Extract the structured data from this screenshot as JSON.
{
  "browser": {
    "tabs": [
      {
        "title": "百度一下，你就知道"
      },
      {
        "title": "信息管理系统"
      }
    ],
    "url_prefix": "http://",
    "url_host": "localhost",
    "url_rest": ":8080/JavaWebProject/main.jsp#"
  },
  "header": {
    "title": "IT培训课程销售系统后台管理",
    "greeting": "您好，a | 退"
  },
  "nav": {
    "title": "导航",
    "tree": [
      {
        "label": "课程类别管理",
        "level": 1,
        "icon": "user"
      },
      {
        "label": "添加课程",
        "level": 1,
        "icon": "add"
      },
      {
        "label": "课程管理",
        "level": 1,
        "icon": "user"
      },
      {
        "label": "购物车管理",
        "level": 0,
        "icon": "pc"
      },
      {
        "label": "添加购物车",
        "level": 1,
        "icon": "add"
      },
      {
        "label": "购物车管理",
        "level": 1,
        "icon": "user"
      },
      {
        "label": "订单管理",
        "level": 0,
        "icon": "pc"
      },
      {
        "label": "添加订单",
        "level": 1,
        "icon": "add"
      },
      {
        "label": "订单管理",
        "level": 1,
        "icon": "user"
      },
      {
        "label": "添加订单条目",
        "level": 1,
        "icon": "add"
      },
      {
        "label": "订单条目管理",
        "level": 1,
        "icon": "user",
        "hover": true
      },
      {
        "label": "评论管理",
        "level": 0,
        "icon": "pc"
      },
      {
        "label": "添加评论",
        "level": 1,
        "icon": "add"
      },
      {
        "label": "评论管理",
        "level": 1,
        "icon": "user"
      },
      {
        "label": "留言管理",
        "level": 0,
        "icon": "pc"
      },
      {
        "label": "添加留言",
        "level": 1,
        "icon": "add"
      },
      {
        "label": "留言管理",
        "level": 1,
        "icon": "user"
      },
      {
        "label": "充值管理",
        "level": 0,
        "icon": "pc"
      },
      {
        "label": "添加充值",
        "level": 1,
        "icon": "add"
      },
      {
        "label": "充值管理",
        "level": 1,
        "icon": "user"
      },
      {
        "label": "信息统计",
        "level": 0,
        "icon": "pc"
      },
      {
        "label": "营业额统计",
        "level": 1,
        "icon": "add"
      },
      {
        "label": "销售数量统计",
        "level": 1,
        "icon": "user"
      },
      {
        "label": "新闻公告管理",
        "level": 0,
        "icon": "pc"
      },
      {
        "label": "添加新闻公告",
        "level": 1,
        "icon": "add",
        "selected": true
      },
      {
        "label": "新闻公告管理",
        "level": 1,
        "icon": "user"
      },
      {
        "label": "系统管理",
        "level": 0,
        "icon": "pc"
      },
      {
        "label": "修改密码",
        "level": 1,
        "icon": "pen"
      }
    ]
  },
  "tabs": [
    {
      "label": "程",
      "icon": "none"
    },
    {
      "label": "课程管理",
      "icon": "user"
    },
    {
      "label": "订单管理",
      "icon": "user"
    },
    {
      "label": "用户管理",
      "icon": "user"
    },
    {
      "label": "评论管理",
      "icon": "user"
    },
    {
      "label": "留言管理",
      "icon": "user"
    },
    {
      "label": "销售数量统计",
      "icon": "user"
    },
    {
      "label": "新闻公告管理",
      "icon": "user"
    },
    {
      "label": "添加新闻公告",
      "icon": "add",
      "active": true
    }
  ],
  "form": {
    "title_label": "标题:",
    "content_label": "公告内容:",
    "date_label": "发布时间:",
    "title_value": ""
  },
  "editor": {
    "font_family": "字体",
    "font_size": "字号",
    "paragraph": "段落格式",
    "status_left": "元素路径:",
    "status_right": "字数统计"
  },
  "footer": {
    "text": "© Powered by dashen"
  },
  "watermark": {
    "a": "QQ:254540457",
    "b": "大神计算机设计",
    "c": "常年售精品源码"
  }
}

------------

## Objective
Copy out all of the data exactly, leaving nothing out.

## Written solution
Extract the structured data from this screenshot as JSON.
{
  "browser": {
    "tabs": [
      {
        "title": "百度一下，你就知道"
      },
      {
        "title": "信息管理系统"
      }
    ],
    "url_prefix": "http://",
    "url_host": "localhost",
    "url_rest": ":8080/JavaWebProject/main.jsp#"
  },
  "header": {
    "title": "IT培训课程销售系统后台管理",
    "greeting": "您好，a | 退"
  },
  "nav": {
    "title": "导航",
    "tree": [
      {
        "label": "课程类别管理",
        "level": 1,
        "icon": "user"
      },
      {
        "label": "添加课程",
        "level": 1,
        "icon": "add"
      },
      {
        "label": "课程管理",
        "level": 1,
        "icon": "user"
      },
      {
        "label": "购物车管理",
        "level": 0,
        "icon": "pc"
      },
      {
        "label": "添加购物车",
        "level": 1,
        "icon": "add"
      },
      {
        "label": "购物车管理",
        "level": 1,
        "icon": "user"
      },
      {
        "label": "订单管理",
        "level": 0,
        "icon": "pc"
      },
      {
        "label": "添加订单",
        "level": 1,
        "icon": "add"
      },
      {
        "label": "订单管理",
        "level": 1,
        "icon": "user"
      },
      {
        "label": "添加订单条目",
        "level": 1,
        "icon": "add"
      },
      {
        "label": "订单条目管理",
        "level": 1,
        "icon": "user",
        "hover": true
      },
      {
        "label": "评论管理",
        "level": 0,
        "icon": "pc"
      },
      {
        "label": "添加评论",
        "level": 1,
        "icon": "add"
      },
      {
        "label": "评论管理",
        "level": 1,
        "icon": "user"
      },
      {
        "label": "留言管理",
        "level": 0,
        "icon": "pc"
      },
      {
        "label": "添加留言",
        "level": 1,
        "icon": "add"
      },
      {
        "label": "留言管理",
        "level": 1,
        "icon": "user"
      },
      {
        "label": "充值管理",
        "level": 0,
        "icon": "pc"
      },
      {
        "label": "添加充值",
        "level": 1,
        "icon": "add"
      },
      {
        "label": "充值管理",
        "level": 1,
        "icon": "user"
      },
      {
        "label": "信息统计",
        "level": 0,
        "icon": "pc"
      },
      {
        "label": "营业额统计",
        "level": 1,
        "icon": "add"
      },
      {
        "label": "销售数量统计",
        "level": 1,
        "icon": "user"
      },
      {
        "label": "新闻公告管理",
        "level": 0,
        "icon": "pc"
      },
      {
        "label": "添加新闻公告",
        "level": 1,
        "icon": "add",
        "selected": true
      },
      {
        "label": "新闻公告管理",
        "level": 1,
        "icon": "user"
      },
      {
        "label": "系统管理",
        "level": 0,
        "icon": "pc"
      },
      {
        "label": "修改密码",
        "level": 1,
        "icon": "pen"
      }
    ]
  },
  "tabs": [
    {
      "label": "程",
      "icon": "none"
    },
    {
      "label": "课程管理",
      "icon": "user"
    },
    {
      "label": "订单管理",
      "icon": "user"
    },
    {
      "label": "用户管理",
      "icon": "user"
    },
    {
      "label": "评论管理",
      "icon": "user"
    },
    {
      "label": "留言管理",
      "icon": "user"
    },
    {
      "label": "销售数量统计",
      "icon": "user"
    },
    {
      "label": "新闻公告管理",
      "icon": "user"
    },
    {
      "label": "添加新闻公告",
      "icon": "add",
      "active": true
    }
  ],
  "form": {
    "title_label": "标题:",
    "content_label": "公告内容:",
    "date_label": "发布时间:",
    "title_value": ""
  },
  "editor": {
    "font_family": "字体",
    "font_size": "字号",
    "paragraph": "段落格式",
    "status_left": "元素路径:",
    "status_right": "字数统计"
  },
  "footer": {
    "text": "© Powered by dashen"
  },
  "watermark": {
    "a": "QQ:254540457",
    "b": "大神计算机设计",
    "c": "常年售精品源码"
  }
}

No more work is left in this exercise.